— Begin RAW RECORDS —

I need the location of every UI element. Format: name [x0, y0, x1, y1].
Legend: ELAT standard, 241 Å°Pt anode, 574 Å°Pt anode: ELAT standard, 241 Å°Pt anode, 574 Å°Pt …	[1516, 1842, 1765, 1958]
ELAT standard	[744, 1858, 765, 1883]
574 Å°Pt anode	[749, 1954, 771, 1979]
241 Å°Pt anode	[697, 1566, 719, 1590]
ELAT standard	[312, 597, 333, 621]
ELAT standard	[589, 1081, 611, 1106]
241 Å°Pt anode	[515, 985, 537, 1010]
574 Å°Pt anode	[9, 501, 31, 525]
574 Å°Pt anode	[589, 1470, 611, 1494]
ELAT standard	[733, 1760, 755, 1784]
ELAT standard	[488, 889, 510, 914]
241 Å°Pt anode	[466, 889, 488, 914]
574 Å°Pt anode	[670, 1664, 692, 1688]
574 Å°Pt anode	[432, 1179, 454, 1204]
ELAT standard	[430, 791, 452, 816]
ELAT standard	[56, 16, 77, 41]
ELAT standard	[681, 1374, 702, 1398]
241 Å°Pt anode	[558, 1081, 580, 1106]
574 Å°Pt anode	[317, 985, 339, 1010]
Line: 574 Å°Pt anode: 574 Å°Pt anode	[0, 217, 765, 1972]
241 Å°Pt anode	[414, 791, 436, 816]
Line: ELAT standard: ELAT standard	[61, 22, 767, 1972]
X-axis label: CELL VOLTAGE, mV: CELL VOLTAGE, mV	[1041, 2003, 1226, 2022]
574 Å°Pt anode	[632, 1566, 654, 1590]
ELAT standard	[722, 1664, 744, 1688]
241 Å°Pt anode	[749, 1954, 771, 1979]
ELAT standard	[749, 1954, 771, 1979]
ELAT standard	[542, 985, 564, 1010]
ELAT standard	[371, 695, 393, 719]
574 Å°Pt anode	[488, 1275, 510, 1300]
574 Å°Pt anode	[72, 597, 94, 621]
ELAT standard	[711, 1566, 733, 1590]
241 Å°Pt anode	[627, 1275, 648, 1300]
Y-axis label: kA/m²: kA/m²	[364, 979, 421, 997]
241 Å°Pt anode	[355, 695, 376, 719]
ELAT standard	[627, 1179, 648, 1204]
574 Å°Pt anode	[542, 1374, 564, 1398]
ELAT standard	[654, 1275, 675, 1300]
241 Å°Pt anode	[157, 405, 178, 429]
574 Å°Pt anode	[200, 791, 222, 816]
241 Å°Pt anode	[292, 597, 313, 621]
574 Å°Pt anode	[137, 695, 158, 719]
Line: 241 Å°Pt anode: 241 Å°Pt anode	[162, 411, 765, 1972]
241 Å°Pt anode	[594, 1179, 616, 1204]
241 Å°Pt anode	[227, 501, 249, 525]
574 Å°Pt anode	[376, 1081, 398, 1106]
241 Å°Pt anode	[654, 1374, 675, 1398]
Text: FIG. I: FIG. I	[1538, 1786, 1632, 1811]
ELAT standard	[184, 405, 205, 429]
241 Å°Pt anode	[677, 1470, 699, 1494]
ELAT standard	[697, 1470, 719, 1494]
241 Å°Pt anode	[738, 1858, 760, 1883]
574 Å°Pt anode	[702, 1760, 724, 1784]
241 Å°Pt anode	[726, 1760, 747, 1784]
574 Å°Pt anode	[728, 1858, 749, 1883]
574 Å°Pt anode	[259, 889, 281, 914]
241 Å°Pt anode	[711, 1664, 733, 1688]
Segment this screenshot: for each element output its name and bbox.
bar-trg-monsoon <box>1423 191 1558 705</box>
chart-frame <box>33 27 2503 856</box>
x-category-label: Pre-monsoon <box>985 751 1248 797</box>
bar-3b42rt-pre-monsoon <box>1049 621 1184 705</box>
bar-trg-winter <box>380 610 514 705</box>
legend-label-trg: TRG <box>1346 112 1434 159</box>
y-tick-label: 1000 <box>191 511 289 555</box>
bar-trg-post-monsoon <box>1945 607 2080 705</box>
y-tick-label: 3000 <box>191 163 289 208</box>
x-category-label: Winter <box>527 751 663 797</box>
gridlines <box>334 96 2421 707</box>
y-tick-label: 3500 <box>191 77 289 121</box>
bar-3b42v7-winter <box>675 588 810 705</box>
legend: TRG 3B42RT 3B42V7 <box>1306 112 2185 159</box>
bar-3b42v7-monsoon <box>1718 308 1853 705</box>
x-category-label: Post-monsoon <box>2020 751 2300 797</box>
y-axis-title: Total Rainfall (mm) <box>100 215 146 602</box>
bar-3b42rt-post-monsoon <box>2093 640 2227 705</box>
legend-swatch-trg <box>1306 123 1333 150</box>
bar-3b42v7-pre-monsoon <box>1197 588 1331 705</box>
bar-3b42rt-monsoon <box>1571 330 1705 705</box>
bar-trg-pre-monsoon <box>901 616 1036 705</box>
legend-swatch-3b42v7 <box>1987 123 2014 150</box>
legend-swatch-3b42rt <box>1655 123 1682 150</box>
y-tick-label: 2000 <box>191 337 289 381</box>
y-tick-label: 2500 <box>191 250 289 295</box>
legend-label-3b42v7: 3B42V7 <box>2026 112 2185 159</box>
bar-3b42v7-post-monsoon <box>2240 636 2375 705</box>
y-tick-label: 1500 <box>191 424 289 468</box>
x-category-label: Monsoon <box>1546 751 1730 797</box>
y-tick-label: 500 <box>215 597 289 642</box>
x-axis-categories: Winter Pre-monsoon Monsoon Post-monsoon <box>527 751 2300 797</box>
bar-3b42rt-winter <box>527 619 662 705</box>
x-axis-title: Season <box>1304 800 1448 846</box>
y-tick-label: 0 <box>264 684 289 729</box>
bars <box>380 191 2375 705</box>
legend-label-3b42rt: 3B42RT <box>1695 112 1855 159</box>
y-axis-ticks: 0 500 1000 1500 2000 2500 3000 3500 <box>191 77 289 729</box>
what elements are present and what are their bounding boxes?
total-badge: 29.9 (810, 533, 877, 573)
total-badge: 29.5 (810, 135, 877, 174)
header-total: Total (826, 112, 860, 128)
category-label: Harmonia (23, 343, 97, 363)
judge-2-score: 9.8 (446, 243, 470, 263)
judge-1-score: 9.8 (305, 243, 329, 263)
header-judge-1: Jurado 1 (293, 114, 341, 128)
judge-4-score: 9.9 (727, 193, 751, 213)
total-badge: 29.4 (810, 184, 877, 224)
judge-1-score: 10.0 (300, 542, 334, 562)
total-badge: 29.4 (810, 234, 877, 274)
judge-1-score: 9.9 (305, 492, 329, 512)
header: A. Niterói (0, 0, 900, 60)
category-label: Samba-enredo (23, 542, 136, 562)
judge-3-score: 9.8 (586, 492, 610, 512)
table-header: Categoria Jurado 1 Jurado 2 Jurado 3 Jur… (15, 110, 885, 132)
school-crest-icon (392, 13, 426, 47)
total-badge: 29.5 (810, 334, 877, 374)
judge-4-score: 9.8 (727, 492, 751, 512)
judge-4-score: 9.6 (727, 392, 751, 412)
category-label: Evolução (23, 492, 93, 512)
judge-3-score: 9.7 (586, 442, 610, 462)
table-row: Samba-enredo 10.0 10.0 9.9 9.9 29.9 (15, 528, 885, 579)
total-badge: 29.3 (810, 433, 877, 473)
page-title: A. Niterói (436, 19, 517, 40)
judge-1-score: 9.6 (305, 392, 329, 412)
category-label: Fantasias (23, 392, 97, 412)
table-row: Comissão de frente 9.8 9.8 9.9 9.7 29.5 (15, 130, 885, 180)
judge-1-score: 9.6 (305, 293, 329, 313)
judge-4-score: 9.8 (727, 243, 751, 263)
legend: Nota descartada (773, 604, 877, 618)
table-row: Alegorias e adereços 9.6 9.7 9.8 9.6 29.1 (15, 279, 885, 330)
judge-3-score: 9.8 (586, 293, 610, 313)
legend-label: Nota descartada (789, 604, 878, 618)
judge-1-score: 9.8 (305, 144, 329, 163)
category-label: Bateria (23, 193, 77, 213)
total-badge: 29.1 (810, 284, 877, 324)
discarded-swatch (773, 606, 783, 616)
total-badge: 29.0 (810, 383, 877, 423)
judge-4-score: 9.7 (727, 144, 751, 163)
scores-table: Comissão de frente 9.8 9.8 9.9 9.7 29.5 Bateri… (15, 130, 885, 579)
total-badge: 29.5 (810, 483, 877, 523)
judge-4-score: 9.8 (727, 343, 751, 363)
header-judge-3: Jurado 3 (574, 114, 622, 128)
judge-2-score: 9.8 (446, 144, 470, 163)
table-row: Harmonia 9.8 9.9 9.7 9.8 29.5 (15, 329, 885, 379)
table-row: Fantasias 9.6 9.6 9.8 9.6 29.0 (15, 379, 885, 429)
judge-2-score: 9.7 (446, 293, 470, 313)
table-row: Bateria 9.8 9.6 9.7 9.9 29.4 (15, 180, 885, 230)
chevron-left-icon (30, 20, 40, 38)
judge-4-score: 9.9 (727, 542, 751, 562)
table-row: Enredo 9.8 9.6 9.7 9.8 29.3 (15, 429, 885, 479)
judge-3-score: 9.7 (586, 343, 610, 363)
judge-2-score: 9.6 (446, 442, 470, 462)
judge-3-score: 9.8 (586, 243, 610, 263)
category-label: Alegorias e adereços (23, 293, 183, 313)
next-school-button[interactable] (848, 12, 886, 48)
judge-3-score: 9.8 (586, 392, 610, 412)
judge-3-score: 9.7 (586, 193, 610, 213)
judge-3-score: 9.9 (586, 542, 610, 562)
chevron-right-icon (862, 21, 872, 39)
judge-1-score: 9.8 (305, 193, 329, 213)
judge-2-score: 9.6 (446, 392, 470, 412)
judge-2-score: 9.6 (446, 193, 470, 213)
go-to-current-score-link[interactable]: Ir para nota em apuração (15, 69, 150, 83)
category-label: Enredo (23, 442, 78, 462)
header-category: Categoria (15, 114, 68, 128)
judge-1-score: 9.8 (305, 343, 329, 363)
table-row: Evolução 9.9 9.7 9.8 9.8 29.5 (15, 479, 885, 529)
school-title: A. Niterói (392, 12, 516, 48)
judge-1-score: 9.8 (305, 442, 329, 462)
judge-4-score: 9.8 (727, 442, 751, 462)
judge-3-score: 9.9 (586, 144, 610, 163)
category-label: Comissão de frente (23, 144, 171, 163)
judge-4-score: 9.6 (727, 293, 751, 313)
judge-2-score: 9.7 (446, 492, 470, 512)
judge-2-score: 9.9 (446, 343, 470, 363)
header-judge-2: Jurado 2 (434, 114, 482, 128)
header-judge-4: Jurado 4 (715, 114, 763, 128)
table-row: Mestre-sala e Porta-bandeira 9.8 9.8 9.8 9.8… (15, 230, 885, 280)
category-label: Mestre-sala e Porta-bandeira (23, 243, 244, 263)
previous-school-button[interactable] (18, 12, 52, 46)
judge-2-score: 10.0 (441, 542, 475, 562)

— End RAW RECORDS —

* DIRECTIONS FOR THIS TASK:
Please reproduce the lines above word for word, starting with the very first one and stopping after the line that contains "791, 452, 816]".

* WORKED ANSWER:
I need the location of every UI element. Format: name [x0, y0, x1, y1].
Legend: ELAT standard, 241 Å°Pt anode, 574 Å°Pt anode: ELAT standard, 241 Å°Pt anode, 574 Å°Pt …	[1516, 1842, 1765, 1958]
ELAT standard	[744, 1858, 765, 1883]
574 Å°Pt anode	[749, 1954, 771, 1979]
241 Å°Pt anode	[697, 1566, 719, 1590]
ELAT standard	[312, 597, 333, 621]
ELAT standard	[589, 1081, 611, 1106]
241 Å°Pt anode	[515, 985, 537, 1010]
574 Å°Pt anode	[9, 501, 31, 525]
574 Å°Pt anode	[589, 1470, 611, 1494]
ELAT standard	[733, 1760, 755, 1784]
ELAT standard	[488, 889, 510, 914]
241 Å°Pt anode	[466, 889, 488, 914]
574 Å°Pt anode	[670, 1664, 692, 1688]
574 Å°Pt anode	[432, 1179, 454, 1204]
ELAT standard	[430, 791, 452, 816]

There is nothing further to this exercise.